▶ **DO ZROBIENIA**
a) Wydrukuj fragment wpisu o cenie chleba od słów „mały, krojony, w” aż do słów „żeby się oszczędzał.” włącznie.
b) Wypisz wszystkie ceny, które pojawiają się we wpisie o cenie chleba.

▶ **PRZYTOCZONY TEKST**
----------

13.11.2022 Chleb po 4,60

 mały, krojony, w mojej piekarni nazywa się "rozmaitości" . Jeszcze w grudniu kosztował 3,69. Jest też tańszy za 3,90 , ale akurat ten z dodatkiem ziaren , na pełnoziarnistej mące najbardziej lubimy. Jedzenie , przy naszym zapotrzebowaniu jakoś mocno po kieszeni nas nie uderzy ,nie kupujemy dużych ilości ale podwyżki są zauważalne.  W poniedziałek dostaniemy rozliczenie za gaz w firmie, jak informują na naszym portalu. Już się boję Ale my tylko jesteśmy jedni z wielu.  To spada na wszystkich. Tak poza tym nic się nie dzieje . Popołudnie spędziłam na czytaniu , mężuś w pracy , wrócił o 18 z minutami , ale dokończył inwestycję i jutro mogę pisać fakturę . Jutro pogrzeb ciotki , ale nie jedziemy . Mężuś na siłach się nie czuje i obawia większego przeziębienia, bo ostatnio zakatarzony chodził , a ja się nie upieram i pilnuję , żeby się oszczędzał. 

 Sypie się nam choinka więc pewnie w sobotę zlikwidujemy . Myślałam ,że postoi przynajmniej jeszcze do dnia babci i dziadka.

----------

▶ **PODANE INFORMACJE**
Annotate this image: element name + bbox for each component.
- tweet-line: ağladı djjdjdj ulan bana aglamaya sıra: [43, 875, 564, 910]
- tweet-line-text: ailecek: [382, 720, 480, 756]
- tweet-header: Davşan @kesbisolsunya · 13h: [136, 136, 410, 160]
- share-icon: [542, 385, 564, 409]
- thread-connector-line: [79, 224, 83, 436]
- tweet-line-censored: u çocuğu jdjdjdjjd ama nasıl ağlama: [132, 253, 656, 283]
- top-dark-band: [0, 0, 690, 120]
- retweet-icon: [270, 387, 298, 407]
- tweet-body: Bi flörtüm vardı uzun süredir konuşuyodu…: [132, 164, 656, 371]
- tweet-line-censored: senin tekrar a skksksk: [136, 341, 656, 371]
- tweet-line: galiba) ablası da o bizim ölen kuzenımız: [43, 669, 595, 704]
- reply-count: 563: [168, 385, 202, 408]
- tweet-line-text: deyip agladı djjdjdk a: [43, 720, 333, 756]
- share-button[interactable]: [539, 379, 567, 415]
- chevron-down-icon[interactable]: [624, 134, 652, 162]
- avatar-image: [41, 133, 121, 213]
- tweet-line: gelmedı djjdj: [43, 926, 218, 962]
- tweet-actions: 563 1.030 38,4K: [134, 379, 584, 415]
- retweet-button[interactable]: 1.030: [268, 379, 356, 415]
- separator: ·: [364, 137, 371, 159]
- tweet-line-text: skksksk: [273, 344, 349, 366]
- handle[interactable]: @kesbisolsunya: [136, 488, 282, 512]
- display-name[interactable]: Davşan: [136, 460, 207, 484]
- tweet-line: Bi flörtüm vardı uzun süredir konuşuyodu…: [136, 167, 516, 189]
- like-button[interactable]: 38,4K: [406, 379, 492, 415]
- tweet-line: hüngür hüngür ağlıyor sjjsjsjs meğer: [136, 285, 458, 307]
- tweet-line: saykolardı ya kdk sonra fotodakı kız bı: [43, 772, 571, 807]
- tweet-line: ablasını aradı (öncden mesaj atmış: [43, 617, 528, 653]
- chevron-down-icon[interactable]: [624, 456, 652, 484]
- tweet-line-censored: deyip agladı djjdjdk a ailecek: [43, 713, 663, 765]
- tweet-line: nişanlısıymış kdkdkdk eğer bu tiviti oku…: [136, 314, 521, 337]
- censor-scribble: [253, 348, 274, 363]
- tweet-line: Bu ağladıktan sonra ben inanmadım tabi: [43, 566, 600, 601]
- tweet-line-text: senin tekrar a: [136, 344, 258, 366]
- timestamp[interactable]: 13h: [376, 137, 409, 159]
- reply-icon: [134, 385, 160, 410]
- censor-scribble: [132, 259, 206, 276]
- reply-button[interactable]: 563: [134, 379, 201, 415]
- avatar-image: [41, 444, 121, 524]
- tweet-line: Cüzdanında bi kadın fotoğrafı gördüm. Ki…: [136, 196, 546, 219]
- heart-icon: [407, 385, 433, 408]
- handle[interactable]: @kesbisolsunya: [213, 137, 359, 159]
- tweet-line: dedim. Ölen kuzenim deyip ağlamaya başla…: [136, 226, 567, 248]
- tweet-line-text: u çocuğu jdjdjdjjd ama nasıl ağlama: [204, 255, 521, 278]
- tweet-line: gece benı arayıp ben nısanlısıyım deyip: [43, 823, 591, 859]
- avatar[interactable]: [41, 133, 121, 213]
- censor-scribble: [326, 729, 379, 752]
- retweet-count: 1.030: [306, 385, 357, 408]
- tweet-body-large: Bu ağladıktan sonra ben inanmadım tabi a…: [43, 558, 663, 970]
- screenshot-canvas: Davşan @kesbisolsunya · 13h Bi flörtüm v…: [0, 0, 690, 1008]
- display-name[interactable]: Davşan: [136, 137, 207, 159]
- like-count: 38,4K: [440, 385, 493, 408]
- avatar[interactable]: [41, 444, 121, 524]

----------

▶ **ROZWIĄZANIA ZADAŃ**
a)
mały, krojony, w mojej piekarni nazywa się "rozmaitości" . Jeszcze w grudniu kosztował 3,69. Jest też tańszy za 3,90 , ale akurat ten z dodatkiem ziaren , na pełnoziarnistej mące najbardziej lubimy. Jedzenie , przy naszym zapotrzebowaniu jakoś mocno po kieszeni nas nie uderzy ,nie kupujemy dużych ilości ale podwyżki są zauważalne.  W poniedziałek dostaniemy rozliczenie za gaz w firmie, jak informują na naszym portalu. Już się boję Ale my tylko jesteśmy jedni z wielu.  To spada na wszystkich. Tak poza tym nic się nie dzieje . Popołudnie spędziłam na czytaniu , mężuś w pracy , wrócił o 18 z minutami , ale dokończył inwestycję i jutro mogę pisać fakturę . Jutro pogrzeb ciotki , ale nie jedziemy . Mężuś na siłach się nie czuje i obawia większego przeziębienia, bo ostatnio zakatarzony chodził , a ja się nie upieram i pilnuję , żeby się oszczędzał.

b)
4,60
3,69
3,90